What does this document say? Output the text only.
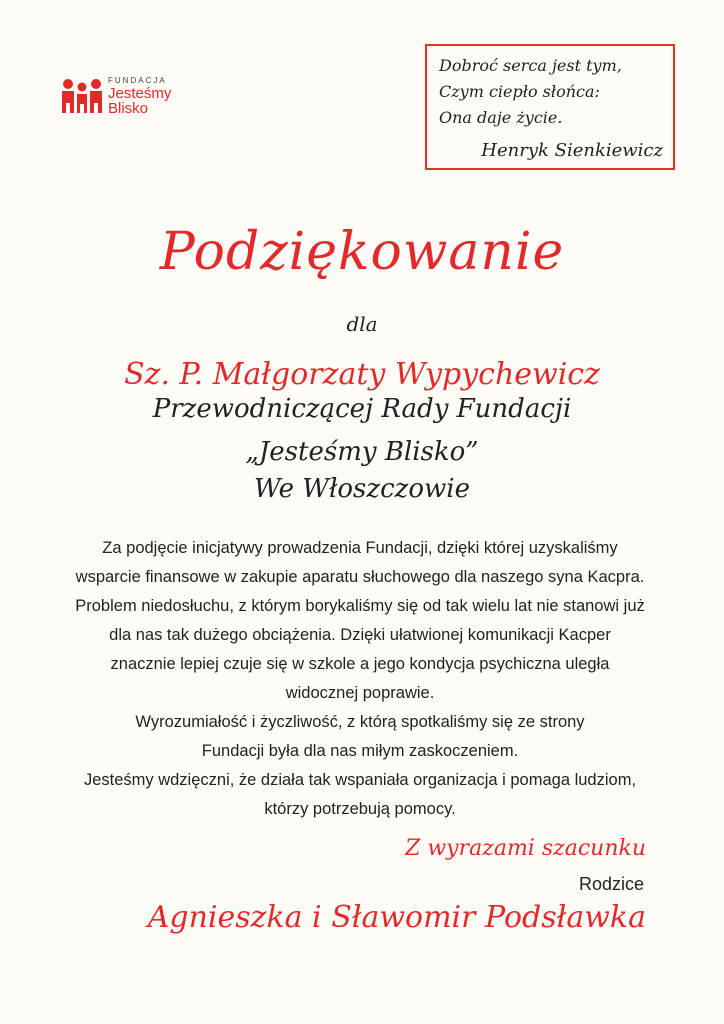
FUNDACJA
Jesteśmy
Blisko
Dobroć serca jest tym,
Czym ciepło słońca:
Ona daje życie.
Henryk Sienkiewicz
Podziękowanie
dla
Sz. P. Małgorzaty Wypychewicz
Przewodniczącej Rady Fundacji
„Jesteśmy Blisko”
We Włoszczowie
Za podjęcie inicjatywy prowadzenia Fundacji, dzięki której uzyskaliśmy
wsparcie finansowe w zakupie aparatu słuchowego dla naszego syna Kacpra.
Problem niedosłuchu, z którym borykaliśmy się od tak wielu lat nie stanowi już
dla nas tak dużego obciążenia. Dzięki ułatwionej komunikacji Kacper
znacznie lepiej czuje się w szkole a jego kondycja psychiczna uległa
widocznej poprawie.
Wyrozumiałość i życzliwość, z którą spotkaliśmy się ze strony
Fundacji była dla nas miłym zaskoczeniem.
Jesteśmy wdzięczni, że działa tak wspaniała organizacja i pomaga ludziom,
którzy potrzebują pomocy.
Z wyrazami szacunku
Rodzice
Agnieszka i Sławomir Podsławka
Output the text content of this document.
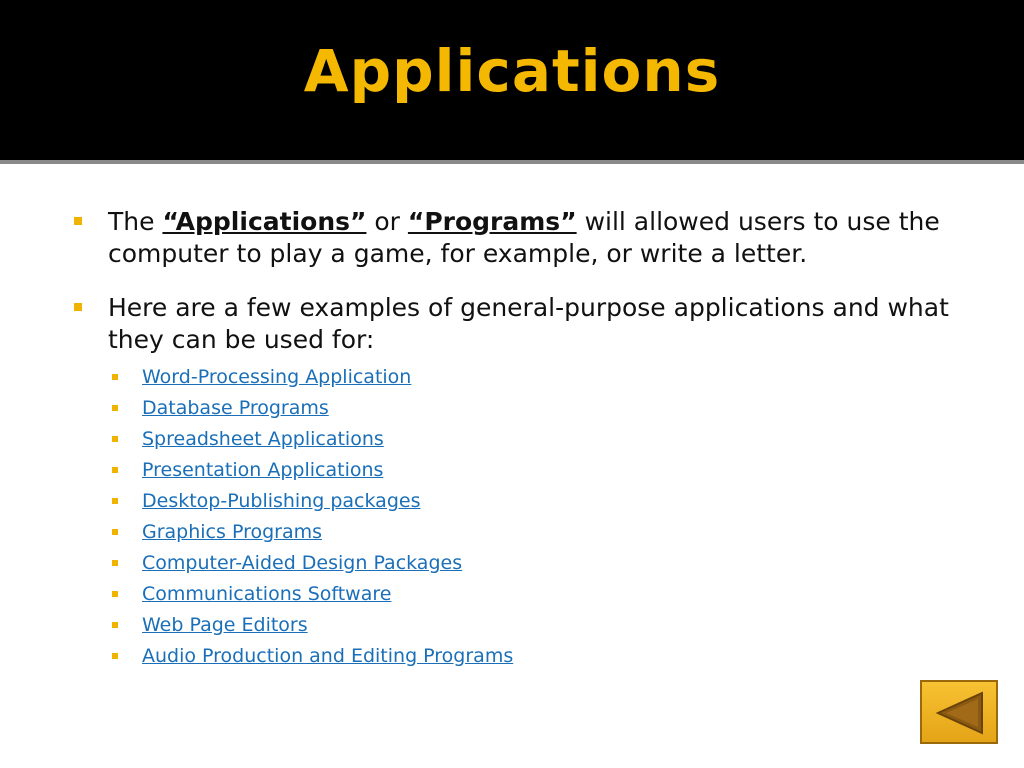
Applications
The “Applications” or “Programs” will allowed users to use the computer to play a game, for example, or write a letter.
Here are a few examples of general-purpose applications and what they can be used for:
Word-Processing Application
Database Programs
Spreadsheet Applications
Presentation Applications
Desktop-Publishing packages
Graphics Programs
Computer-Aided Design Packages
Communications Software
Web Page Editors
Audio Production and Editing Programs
====
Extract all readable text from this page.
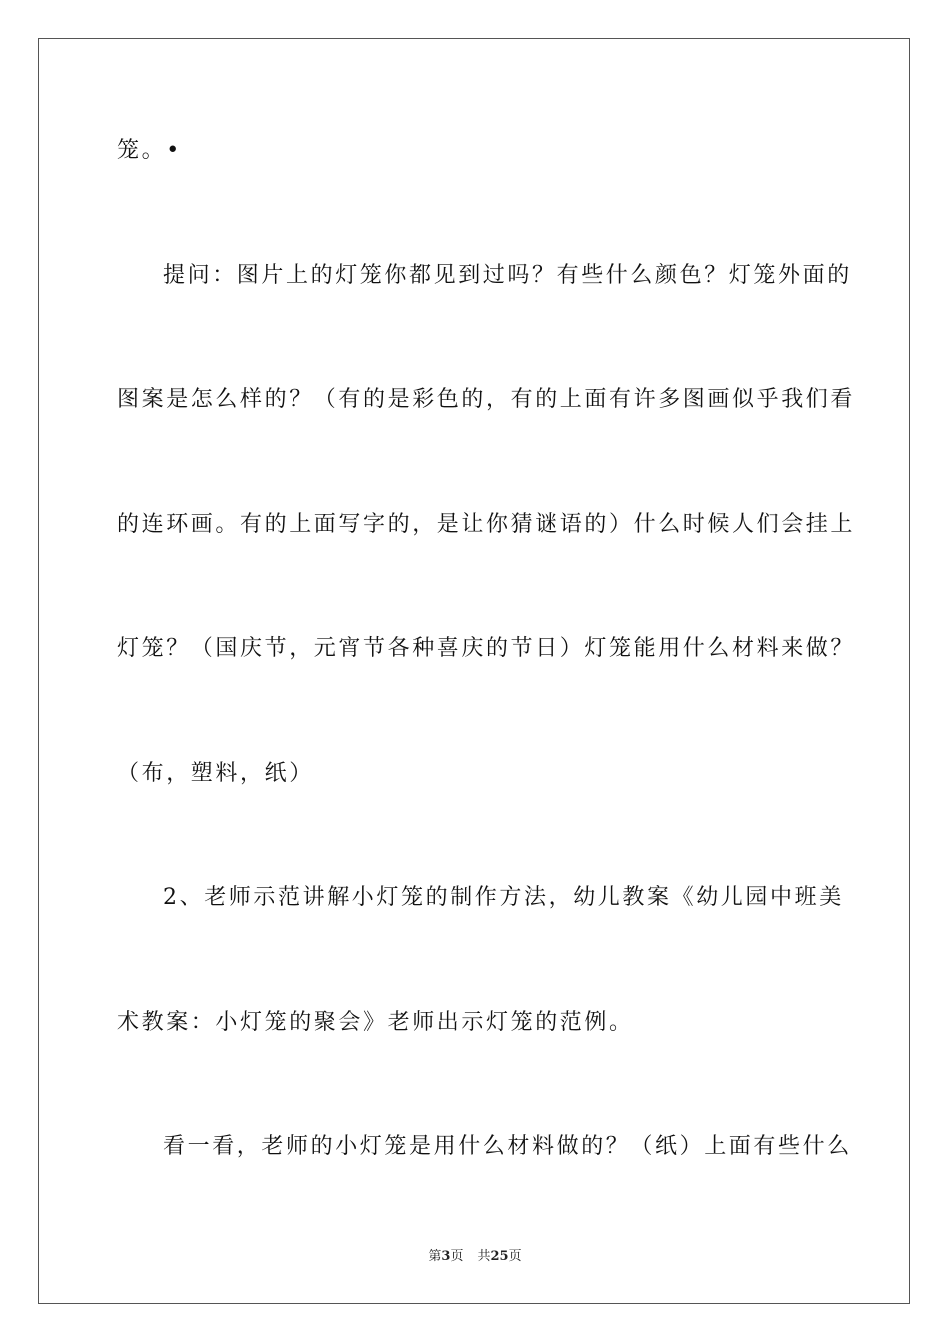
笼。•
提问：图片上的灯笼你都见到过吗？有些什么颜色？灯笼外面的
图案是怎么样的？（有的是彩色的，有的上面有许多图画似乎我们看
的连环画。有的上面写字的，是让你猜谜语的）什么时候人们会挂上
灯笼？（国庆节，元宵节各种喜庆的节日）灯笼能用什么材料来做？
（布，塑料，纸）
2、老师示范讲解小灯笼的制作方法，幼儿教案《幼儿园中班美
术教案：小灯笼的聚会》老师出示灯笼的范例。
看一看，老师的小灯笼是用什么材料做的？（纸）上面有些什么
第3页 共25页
====
- **Stated exercise**:
Using the records above, copy every line that has the word "Output" in it.

- **Result of the task**:
What does this document say? Output the text only.
Output the text content of this document.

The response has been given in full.